Task instructions: Extract and list every line that contains the word "bolo".

The data:
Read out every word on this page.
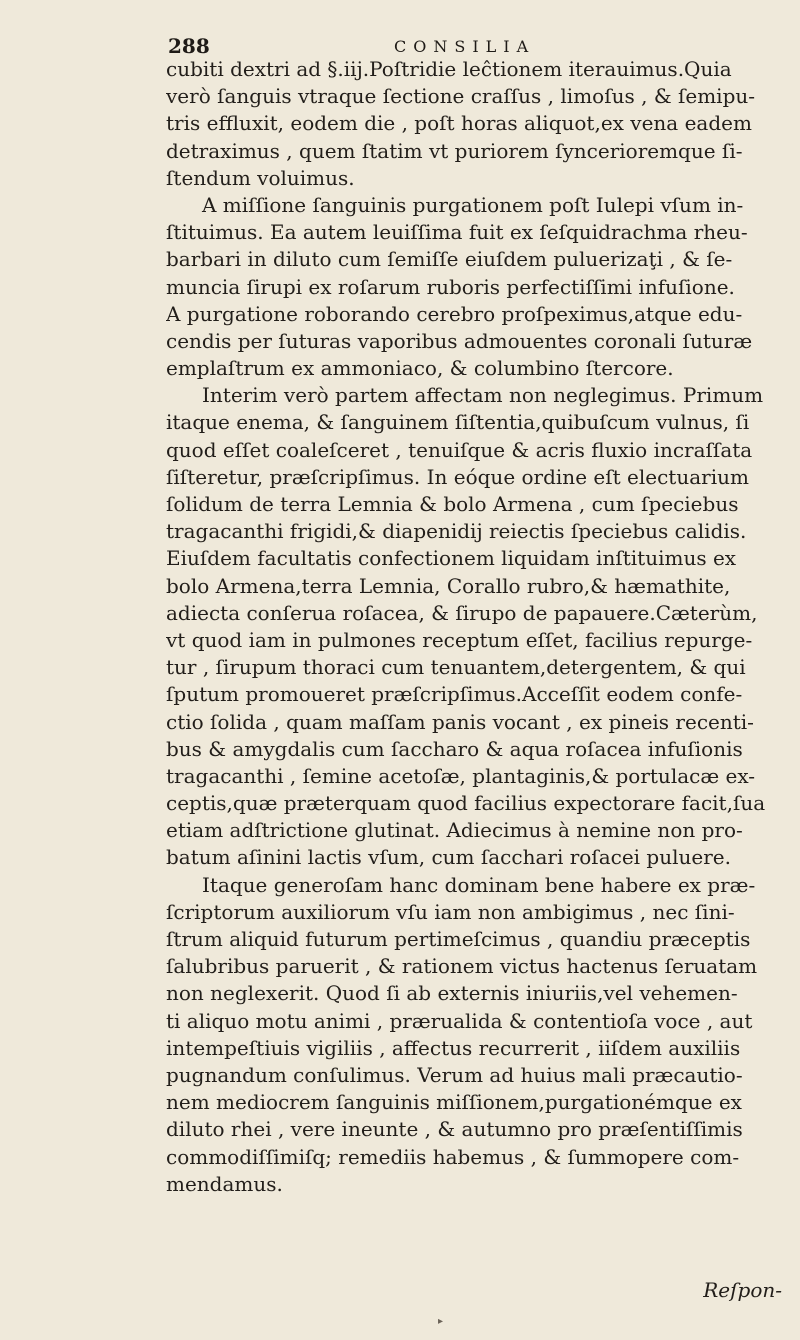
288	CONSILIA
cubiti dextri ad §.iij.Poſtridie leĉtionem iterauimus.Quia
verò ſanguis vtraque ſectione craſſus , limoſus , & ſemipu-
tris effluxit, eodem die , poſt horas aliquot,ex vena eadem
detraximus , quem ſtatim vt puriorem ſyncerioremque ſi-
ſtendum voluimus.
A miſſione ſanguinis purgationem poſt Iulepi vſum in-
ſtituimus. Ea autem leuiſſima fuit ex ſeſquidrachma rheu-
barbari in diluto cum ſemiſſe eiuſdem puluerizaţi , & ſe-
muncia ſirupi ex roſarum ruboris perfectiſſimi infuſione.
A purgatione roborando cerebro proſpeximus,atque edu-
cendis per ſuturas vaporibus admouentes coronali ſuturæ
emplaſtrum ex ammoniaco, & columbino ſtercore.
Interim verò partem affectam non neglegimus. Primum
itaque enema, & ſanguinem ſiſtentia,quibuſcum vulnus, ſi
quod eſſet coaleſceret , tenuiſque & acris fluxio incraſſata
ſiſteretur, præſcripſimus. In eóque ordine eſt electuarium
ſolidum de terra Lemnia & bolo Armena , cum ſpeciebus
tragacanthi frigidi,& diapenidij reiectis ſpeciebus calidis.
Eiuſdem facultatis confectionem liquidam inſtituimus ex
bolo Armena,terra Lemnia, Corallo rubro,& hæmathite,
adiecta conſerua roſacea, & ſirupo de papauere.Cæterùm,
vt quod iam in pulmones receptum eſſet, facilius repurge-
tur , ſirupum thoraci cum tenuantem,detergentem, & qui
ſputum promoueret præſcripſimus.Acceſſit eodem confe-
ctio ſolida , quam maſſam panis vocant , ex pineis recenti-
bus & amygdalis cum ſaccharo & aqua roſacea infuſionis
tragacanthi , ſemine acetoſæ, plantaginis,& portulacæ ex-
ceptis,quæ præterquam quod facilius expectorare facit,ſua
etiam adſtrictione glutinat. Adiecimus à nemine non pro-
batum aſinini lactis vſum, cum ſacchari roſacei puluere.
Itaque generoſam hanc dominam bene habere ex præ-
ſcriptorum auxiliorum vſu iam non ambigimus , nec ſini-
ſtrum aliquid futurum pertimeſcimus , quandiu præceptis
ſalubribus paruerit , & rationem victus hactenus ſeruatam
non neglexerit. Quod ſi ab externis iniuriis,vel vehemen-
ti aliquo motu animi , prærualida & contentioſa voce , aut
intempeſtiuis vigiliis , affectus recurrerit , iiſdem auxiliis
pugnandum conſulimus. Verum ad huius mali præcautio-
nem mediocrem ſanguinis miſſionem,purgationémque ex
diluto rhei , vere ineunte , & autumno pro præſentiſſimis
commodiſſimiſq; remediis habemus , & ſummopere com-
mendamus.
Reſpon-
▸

* * *

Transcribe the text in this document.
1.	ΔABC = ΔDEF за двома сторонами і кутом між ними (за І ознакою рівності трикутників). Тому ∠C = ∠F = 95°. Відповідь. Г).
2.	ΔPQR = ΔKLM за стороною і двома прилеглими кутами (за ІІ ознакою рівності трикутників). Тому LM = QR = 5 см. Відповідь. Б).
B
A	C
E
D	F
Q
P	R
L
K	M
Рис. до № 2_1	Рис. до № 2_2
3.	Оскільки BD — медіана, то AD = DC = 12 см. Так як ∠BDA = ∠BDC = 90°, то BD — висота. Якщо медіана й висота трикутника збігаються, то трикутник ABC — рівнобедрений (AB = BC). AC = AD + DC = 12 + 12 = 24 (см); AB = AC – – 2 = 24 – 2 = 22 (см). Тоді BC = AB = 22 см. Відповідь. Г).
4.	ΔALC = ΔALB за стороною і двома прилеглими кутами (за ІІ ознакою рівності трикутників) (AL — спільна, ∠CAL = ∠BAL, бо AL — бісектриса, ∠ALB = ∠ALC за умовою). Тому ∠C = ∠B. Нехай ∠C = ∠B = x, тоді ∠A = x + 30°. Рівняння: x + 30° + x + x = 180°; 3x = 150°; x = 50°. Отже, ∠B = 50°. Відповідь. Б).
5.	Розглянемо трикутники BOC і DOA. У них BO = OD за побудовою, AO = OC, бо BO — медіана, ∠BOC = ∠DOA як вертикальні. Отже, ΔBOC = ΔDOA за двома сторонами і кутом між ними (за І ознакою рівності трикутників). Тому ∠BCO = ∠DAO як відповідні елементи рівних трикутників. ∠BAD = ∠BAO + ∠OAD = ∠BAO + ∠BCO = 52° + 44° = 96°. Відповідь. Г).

Worked solution:
ſolidum de terra Lemnia & bolo Armena , cum ſpeciebus
bolo Armena,terra Lemnia, Corallo rubro,& hæmathite,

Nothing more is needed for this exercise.